## WRITTEN TASK
Restate, word for word, every line of the data.

## EXCERPTED RECORDS
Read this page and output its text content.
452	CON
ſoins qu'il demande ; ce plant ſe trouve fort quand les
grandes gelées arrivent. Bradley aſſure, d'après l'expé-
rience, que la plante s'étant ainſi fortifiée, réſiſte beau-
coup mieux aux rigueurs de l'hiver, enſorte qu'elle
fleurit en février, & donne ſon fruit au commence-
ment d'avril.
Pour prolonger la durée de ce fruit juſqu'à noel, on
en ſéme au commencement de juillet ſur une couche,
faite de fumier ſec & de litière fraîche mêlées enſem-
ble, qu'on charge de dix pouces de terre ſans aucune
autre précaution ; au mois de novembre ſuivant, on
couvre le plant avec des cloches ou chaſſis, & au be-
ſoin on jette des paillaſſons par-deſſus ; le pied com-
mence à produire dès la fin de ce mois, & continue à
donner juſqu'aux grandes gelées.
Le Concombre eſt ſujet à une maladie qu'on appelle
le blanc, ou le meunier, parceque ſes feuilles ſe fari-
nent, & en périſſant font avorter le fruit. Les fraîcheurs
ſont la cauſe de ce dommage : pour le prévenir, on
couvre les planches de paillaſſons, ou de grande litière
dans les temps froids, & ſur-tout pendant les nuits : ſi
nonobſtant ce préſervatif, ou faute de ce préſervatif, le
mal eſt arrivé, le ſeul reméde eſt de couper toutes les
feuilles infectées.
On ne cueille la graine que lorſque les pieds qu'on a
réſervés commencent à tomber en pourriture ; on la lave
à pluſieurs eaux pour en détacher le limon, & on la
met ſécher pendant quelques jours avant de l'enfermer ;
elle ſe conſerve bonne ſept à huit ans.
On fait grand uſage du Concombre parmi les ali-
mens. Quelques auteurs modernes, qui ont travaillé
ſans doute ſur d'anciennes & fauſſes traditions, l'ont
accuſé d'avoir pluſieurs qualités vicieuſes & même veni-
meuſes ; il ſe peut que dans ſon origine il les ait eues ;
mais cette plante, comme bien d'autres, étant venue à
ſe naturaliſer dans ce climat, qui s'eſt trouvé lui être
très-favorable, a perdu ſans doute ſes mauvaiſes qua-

## THE RESPONSE
Read this page and output its text content.
452	CON
ſoins qu'il demande ; ce plant ſe trouve fort quand les
grandes gelées arrivent. Bradley aſſure, d'après l'expé-
rience, que la plante s'étant ainſi fortifiée, réſiſte beau-
coup mieux aux rigueurs de l'hiver, enſorte qu'elle
fleurit en février, & donne ſon fruit au commence-
ment d'avril.
Pour prolonger la durée de ce fruit juſqu'à noel, on
en ſéme au commencement de juillet ſur une couche,
faite de fumier ſec & de litière fraîche mêlées enſem-
ble, qu'on charge de dix pouces de terre ſans aucune
autre précaution ; au mois de novembre ſuivant, on
couvre le plant avec des cloches ou chaſſis, & au be-
ſoin on jette des paillaſſons par-deſſus ; le pied com-
mence à produire dès la fin de ce mois, & continue à
donner juſqu'aux grandes gelées.
Le Concombre eſt ſujet à une maladie qu'on appelle
le blanc, ou le meunier, parceque ſes feuilles ſe fari-
nent, & en périſſant font avorter le fruit. Les fraîcheurs
ſont la cauſe de ce dommage : pour le prévenir, on
couvre les planches de paillaſſons, ou de grande litière
dans les temps froids, & ſur-tout pendant les nuits : ſi
nonobſtant ce préſervatif, ou faute de ce préſervatif, le
mal eſt arrivé, le ſeul reméde eſt de couper toutes les
feuilles infectées.
On ne cueille la graine que lorſque les pieds qu'on a
réſervés commencent à tomber en pourriture ; on la lave
à pluſieurs eaux pour en détacher le limon, & on la
met ſécher pendant quelques jours avant de l'enfermer ;
elle ſe conſerve bonne ſept à huit ans.
On fait grand uſage du Concombre parmi les ali-
mens. Quelques auteurs modernes, qui ont travaillé
ſans doute ſur d'anciennes & fauſſes traditions, l'ont
accuſé d'avoir pluſieurs qualités vicieuſes & même veni-
meuſes ; il ſe peut que dans ſon origine il les ait eues ;
mais cette plante, comme bien d'autres, étant venue à
ſe naturaliſer dans ce climat, qui s'eſt trouvé lui être
très-favorable, a perdu ſans doute ſes mauvaiſes qua-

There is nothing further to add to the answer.